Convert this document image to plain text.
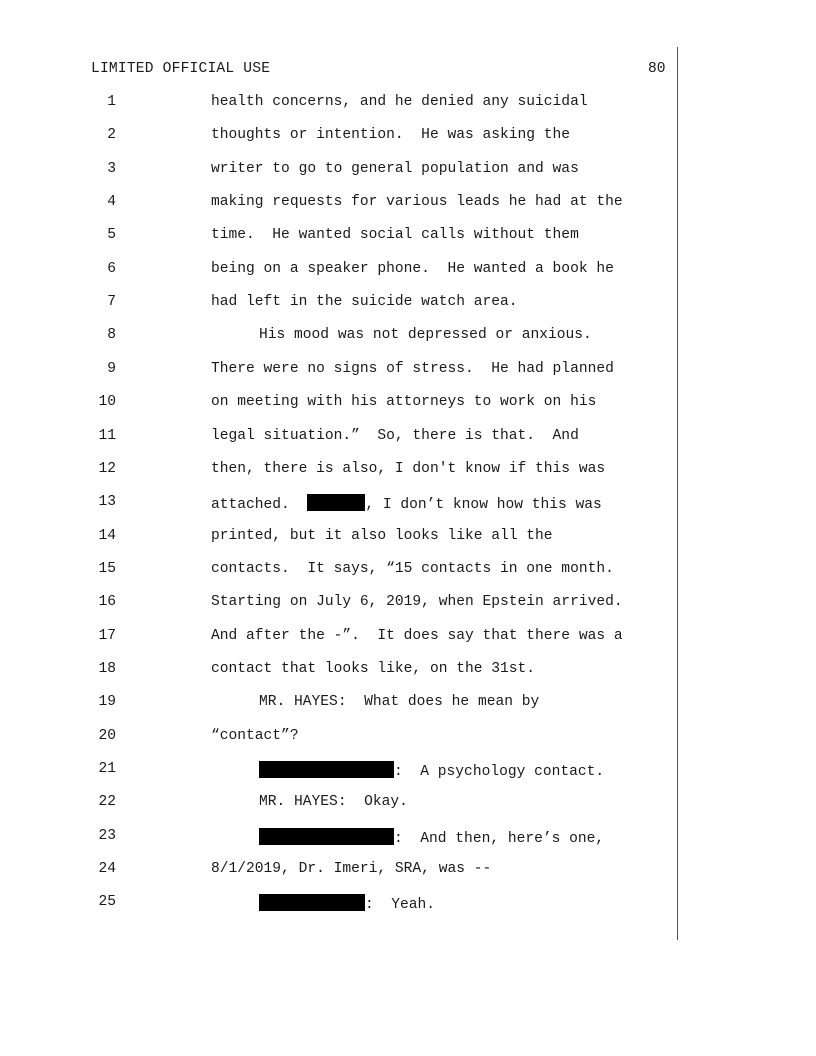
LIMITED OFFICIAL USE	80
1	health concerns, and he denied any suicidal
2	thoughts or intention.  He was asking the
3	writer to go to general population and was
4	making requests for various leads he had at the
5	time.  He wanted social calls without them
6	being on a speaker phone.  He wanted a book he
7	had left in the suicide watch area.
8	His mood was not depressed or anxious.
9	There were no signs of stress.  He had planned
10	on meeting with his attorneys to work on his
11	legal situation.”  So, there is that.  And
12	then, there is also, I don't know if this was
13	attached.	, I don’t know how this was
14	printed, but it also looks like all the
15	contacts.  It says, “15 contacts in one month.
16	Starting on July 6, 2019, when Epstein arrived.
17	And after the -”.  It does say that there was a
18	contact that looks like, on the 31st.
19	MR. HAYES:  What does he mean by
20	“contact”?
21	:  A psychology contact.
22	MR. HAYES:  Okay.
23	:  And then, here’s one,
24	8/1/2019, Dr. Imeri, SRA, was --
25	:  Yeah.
--
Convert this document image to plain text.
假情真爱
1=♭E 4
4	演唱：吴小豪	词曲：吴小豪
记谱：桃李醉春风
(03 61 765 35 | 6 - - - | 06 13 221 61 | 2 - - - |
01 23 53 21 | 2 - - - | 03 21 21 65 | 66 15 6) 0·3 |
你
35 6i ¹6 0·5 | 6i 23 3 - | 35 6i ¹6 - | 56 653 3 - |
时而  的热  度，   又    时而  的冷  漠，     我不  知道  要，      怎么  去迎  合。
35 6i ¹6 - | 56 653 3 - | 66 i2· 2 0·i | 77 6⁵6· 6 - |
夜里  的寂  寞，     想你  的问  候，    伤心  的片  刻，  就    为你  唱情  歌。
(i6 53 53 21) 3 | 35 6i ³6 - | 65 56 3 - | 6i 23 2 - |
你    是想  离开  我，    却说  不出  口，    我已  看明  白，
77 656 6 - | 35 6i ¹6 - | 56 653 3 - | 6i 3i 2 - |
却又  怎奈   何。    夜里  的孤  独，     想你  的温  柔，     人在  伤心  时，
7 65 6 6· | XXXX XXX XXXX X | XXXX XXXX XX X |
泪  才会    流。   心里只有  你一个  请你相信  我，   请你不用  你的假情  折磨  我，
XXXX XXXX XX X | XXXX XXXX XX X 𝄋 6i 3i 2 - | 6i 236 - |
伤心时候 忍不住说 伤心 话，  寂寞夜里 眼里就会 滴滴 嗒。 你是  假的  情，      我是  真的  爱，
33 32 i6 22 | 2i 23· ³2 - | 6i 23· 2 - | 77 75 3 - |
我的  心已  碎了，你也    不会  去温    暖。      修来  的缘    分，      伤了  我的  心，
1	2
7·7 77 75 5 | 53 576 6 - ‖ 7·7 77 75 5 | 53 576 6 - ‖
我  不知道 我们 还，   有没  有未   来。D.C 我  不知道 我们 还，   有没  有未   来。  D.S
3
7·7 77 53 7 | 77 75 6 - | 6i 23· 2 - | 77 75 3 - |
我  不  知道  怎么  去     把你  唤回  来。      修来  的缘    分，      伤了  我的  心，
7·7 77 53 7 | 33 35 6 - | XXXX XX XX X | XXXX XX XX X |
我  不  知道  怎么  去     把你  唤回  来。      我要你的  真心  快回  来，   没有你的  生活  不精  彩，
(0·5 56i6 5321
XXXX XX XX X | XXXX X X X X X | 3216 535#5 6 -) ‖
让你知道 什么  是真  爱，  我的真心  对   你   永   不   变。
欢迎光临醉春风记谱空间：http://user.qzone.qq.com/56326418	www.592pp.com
--
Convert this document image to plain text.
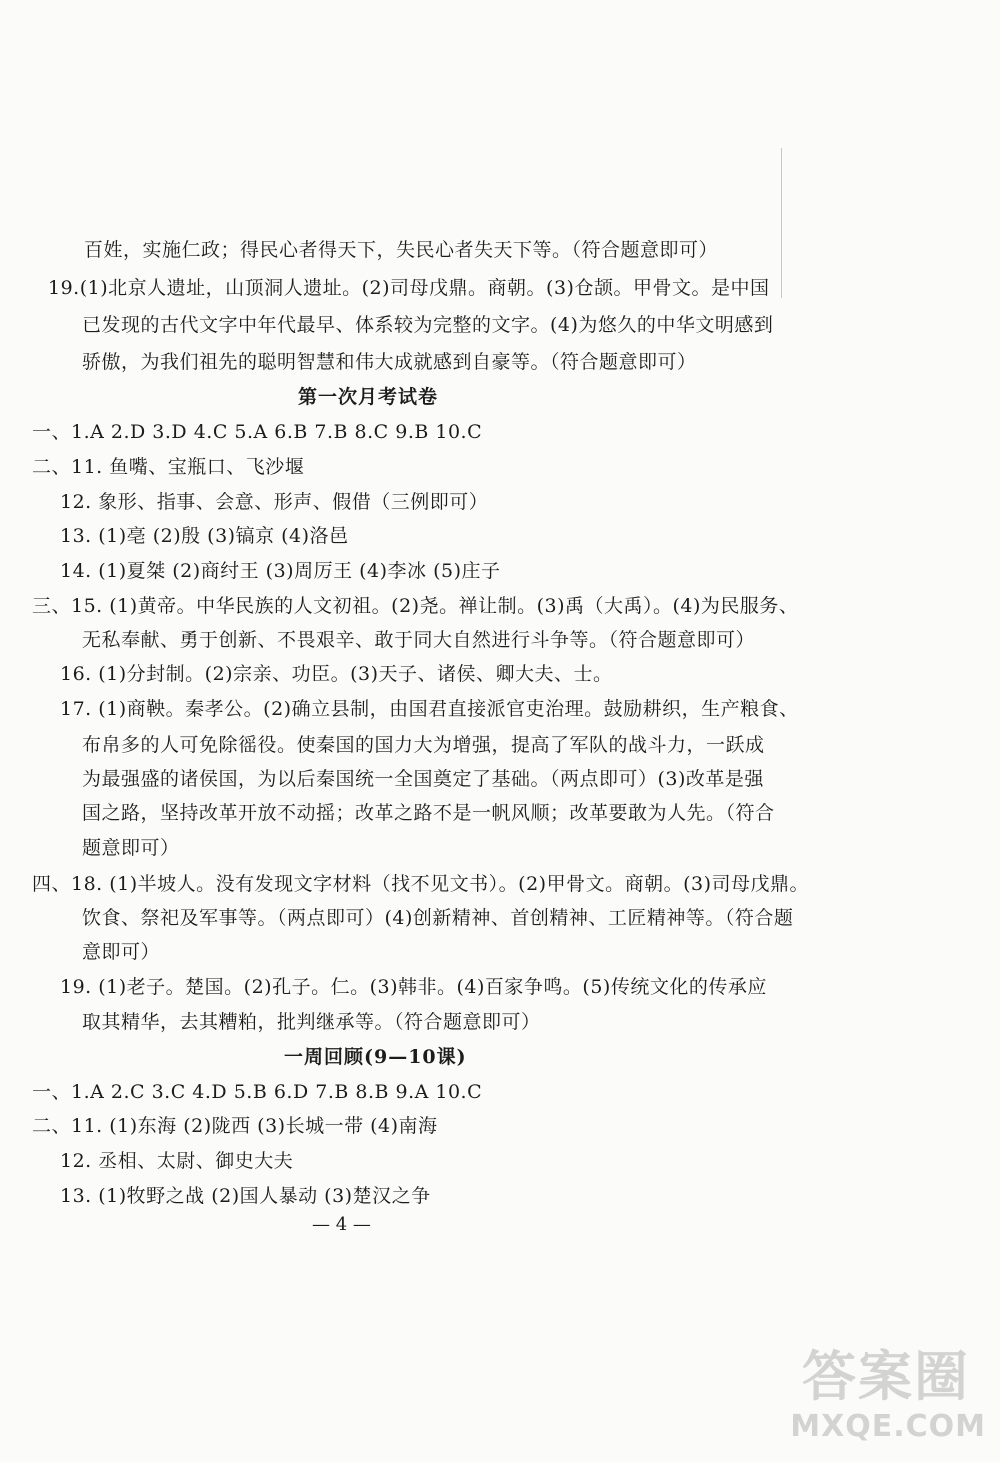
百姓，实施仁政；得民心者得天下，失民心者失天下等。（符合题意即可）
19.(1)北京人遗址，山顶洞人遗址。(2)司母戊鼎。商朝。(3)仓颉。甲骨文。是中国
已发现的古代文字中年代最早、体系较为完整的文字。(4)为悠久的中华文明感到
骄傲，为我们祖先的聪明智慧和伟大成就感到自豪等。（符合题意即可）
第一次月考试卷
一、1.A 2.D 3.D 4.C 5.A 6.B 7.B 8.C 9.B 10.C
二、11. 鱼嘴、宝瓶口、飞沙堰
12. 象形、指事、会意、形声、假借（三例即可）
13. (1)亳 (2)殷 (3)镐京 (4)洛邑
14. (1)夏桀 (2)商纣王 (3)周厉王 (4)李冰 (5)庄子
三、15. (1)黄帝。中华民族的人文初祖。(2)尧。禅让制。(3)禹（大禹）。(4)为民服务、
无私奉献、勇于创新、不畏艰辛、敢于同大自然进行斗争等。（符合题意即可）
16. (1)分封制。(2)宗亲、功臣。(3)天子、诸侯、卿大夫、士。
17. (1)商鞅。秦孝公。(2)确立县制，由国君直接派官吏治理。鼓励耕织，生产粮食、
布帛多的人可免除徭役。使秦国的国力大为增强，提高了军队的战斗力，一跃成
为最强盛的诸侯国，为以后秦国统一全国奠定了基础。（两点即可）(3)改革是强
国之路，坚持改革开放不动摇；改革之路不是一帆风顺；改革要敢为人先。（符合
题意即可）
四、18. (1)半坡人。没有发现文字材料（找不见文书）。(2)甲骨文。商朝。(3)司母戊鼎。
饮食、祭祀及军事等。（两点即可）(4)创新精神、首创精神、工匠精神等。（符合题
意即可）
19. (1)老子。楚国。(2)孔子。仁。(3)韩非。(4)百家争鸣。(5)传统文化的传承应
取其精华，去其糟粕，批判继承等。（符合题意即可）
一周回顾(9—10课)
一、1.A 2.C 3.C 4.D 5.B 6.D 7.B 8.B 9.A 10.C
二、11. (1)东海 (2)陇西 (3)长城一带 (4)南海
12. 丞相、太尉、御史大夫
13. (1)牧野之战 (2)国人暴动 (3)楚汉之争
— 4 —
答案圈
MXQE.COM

> **Aim**:
Look through the entries above; copy every line holding the string "looks".

> **Written response**:
14	printed, but it also looks like all the
18	contact that looks like, on the 31st.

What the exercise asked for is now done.